### ENTRIES PROVIDED ###
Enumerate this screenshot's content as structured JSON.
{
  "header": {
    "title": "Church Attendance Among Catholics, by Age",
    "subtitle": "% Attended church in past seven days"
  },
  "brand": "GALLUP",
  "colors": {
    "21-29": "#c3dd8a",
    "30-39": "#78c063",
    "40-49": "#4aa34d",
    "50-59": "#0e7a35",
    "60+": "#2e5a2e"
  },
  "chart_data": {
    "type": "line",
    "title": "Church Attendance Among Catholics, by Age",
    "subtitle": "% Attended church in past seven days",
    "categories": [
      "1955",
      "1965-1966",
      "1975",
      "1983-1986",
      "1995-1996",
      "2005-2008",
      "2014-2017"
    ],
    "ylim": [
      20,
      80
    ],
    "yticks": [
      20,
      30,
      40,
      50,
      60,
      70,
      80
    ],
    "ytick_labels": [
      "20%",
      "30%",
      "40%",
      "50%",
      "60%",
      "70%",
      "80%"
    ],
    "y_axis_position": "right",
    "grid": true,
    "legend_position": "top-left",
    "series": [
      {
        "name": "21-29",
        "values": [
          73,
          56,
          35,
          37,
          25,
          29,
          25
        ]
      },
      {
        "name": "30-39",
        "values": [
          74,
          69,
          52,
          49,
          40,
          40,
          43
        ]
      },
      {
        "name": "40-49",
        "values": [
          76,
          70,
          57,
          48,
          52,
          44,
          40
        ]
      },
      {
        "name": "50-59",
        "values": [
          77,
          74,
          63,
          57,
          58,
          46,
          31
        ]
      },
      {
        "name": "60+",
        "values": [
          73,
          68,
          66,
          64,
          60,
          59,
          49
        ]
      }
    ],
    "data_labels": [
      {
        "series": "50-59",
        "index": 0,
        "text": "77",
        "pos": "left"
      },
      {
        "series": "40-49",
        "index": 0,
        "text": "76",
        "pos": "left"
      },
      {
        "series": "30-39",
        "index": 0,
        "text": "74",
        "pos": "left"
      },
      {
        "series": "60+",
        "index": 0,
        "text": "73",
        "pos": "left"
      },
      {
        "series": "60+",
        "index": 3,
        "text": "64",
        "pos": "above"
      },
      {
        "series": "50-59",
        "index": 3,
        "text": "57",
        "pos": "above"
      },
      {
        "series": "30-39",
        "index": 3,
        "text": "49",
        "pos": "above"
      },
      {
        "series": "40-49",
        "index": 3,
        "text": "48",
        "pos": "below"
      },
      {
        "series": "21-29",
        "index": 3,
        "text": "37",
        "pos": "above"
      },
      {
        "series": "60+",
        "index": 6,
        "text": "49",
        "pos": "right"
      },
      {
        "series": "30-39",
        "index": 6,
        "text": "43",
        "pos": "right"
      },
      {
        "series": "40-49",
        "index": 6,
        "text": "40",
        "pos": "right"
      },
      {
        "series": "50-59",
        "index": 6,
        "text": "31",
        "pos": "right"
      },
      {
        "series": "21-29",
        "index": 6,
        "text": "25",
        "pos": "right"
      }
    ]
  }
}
###
GIVEN REQUEST: Take the lines above and print them exactly.

EXERCISE ANSWER:
Enumerate this screenshot's content as structured JSON.
{
  "header": {
    "title": "Church Attendance Among Catholics, by Age",
    "subtitle": "% Attended church in past seven days"
  },
  "brand": "GALLUP",
  "colors": {
    "21-29": "#c3dd8a",
    "30-39": "#78c063",
    "40-49": "#4aa34d",
    "50-59": "#0e7a35",
    "60+": "#2e5a2e"
  },
  "chart_data": {
    "type": "line",
    "title": "Church Attendance Among Catholics, by Age",
    "subtitle": "% Attended church in past seven days",
    "categories": [
      "1955",
      "1965-1966",
      "1975",
      "1983-1986",
      "1995-1996",
      "2005-2008",
      "2014-2017"
    ],
    "ylim": [
      20,
      80
    ],
    "yticks": [
      20,
      30,
      40,
      50,
      60,
      70,
      80
    ],
    "ytick_labels": [
      "20%",
      "30%",
      "40%",
      "50%",
      "60%",
      "70%",
      "80%"
    ],
    "y_axis_position": "right",
    "grid": true,
    "legend_position": "top-left",
    "series": [
      {
        "name": "21-29",
        "values": [
          73,
          56,
          35,
          37,
          25,
          29,
          25
        ]
      },
      {
        "name": "30-39",
        "values": [
          74,
          69,
          52,
          49,
          40,
          40,
          43
        ]
      },
      {
        "name": "40-49",
        "values": [
          76,
          70,
          57,
          48,
          52,
          44,
          40
        ]
      },
      {
        "name": "50-59",
        "values": [
          77,
          74,
          63,
          57,
          58,
          46,
          31
        ]
      },
      {
        "name": "60+",
        "values": [
          73,
          68,
          66,
          64,
          60,
          59,
          49
        ]
      }
    ],
    "data_labels": [
      {
        "series": "50-59",
        "index": 0,
        "text": "77",
        "pos": "left"
      },
      {
        "series": "40-49",
        "index": 0,
        "text": "76",
        "pos": "left"
      },
      {
        "series": "30-39",
        "index": 0,
        "text": "74",
        "pos": "left"
      },
      {
        "series": "60+",
        "index": 0,
        "text": "73",
        "pos": "left"
      },
      {
        "series": "60+",
        "index": 3,
        "text": "64",
        "pos": "above"
      },
      {
        "series": "50-59",
        "index": 3,
        "text": "57",
        "pos": "above"
      },
      {
        "series": "30-39",
        "index": 3,
        "text": "49",
        "pos": "above"
      },
      {
        "series": "40-49",
        "index": 3,
        "text": "48",
        "pos": "below"
      },
      {
        "series": "21-29",
        "index": 3,
        "text": "37",
        "pos": "above"
      },
      {
        "series": "60+",
        "index": 6,
        "text": "49",
        "pos": "right"
      },
      {
        "series": "30-39",
        "index": 6,
        "text": "43",
        "pos": "right"
      },
      {
        "series": "40-49",
        "index": 6,
        "text": "40",
        "pos": "right"
      },
      {
        "series": "50-59",
        "index": 6,
        "text": "31",
        "pos": "right"
      },
      {
        "series": "21-29",
        "index": 6,
        "text": "25",
        "pos": "right"
      }
    ]
  }
}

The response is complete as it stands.